Whenever a line contains the string "internes", copy it out of the entries.
######
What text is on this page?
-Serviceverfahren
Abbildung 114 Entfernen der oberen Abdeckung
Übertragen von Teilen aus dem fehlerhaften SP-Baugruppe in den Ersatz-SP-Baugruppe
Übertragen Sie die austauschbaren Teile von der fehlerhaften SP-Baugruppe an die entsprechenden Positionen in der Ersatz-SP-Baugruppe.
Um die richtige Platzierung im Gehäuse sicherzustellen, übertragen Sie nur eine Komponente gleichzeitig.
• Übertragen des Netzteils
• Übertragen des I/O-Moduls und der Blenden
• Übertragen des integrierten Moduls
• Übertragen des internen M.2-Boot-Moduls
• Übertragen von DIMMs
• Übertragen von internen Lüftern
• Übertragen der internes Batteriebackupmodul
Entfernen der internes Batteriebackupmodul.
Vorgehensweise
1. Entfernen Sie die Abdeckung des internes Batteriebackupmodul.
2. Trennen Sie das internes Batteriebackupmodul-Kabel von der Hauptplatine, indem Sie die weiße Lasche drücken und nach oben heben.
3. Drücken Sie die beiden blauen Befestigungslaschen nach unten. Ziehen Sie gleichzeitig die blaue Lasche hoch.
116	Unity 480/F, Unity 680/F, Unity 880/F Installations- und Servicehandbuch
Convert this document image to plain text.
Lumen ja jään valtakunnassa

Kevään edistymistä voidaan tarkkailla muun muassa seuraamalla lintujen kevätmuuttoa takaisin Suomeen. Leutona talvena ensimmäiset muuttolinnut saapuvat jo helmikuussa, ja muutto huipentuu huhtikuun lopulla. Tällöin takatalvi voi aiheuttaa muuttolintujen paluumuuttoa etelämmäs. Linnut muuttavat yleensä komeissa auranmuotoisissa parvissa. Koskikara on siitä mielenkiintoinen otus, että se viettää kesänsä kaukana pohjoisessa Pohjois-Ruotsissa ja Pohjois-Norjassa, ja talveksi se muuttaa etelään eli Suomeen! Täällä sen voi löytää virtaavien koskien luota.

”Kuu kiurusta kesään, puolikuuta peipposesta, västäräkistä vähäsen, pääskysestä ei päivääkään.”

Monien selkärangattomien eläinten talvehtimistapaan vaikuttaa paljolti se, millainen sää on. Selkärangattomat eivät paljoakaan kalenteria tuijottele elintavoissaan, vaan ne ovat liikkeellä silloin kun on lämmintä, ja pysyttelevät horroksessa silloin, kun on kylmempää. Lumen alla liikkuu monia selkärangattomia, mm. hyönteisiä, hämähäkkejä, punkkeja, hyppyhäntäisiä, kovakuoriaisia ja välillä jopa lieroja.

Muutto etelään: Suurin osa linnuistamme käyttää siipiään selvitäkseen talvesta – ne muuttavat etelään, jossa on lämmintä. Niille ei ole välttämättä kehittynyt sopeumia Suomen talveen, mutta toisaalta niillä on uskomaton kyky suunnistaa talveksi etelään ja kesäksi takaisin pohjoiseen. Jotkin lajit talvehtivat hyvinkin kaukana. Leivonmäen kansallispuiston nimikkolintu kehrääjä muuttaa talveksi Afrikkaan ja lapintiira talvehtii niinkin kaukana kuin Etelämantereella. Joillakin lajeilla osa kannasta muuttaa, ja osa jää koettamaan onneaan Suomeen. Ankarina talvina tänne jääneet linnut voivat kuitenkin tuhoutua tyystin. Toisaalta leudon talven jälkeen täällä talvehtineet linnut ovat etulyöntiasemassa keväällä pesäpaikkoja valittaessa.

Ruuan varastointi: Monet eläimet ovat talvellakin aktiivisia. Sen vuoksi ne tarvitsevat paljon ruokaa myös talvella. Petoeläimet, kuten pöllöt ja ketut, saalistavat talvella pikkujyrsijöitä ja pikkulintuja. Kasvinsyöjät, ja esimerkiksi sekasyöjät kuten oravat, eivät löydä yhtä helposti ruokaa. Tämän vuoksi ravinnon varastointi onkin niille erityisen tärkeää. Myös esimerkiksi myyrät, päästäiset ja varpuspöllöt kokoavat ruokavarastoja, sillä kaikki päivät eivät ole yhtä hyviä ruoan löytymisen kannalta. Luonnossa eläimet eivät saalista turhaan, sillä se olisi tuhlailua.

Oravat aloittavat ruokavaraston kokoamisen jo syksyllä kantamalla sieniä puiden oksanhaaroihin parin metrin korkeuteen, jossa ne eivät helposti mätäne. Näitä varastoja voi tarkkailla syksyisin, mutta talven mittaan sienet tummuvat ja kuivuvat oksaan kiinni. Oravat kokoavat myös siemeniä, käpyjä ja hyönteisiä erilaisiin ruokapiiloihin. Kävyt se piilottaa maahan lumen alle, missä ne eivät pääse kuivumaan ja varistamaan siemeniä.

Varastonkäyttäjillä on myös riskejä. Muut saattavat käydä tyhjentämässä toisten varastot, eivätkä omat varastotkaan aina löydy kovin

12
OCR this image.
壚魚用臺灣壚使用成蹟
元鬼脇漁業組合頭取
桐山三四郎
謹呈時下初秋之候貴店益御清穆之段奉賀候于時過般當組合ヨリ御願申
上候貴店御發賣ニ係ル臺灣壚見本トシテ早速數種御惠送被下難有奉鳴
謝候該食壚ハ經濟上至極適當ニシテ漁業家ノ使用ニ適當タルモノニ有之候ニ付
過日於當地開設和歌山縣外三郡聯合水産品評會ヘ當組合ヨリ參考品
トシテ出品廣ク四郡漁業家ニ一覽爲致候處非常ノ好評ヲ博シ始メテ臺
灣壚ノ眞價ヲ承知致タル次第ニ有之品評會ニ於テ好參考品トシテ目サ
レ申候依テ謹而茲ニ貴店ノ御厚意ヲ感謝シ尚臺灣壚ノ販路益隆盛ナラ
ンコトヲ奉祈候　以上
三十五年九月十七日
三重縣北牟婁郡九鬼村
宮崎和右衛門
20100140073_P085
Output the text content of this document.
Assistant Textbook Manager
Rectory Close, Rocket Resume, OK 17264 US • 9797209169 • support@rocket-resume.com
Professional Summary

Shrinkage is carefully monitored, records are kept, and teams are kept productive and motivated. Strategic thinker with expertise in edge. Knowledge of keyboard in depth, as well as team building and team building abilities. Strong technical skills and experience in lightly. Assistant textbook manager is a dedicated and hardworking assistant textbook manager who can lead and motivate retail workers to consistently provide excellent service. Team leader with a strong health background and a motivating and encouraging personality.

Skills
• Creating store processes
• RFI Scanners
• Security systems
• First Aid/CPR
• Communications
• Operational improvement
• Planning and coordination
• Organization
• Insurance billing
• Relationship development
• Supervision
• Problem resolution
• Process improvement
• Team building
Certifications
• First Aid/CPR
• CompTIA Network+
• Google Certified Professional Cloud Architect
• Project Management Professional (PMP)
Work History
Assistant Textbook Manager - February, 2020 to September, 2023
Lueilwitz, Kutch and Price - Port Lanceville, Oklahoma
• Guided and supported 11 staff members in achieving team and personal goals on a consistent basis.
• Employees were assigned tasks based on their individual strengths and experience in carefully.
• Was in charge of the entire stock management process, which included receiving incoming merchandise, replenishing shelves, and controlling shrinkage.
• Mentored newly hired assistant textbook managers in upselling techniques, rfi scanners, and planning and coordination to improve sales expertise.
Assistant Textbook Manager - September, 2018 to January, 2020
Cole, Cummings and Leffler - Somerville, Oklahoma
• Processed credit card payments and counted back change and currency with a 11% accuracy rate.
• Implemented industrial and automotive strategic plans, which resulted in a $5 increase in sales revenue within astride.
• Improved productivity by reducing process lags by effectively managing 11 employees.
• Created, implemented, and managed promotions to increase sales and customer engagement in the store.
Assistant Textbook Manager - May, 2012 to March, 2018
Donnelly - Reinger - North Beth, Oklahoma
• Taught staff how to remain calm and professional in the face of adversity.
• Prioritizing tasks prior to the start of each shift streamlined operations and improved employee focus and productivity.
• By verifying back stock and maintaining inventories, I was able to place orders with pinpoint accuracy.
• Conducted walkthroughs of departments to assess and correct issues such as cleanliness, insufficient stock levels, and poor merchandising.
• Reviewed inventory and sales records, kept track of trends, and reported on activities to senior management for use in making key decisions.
######
**Response to the exercise**
• Übertragen der internes Batteriebackupmodul
Entfernen der internes Batteriebackupmodul.
1. Entfernen Sie die Abdeckung des internes Batteriebackupmodul.
2. Trennen Sie das internes Batteriebackupmodul-Kabel von der Hauptplatine, indem Sie die weiße Lasche drücken und nach oben heben.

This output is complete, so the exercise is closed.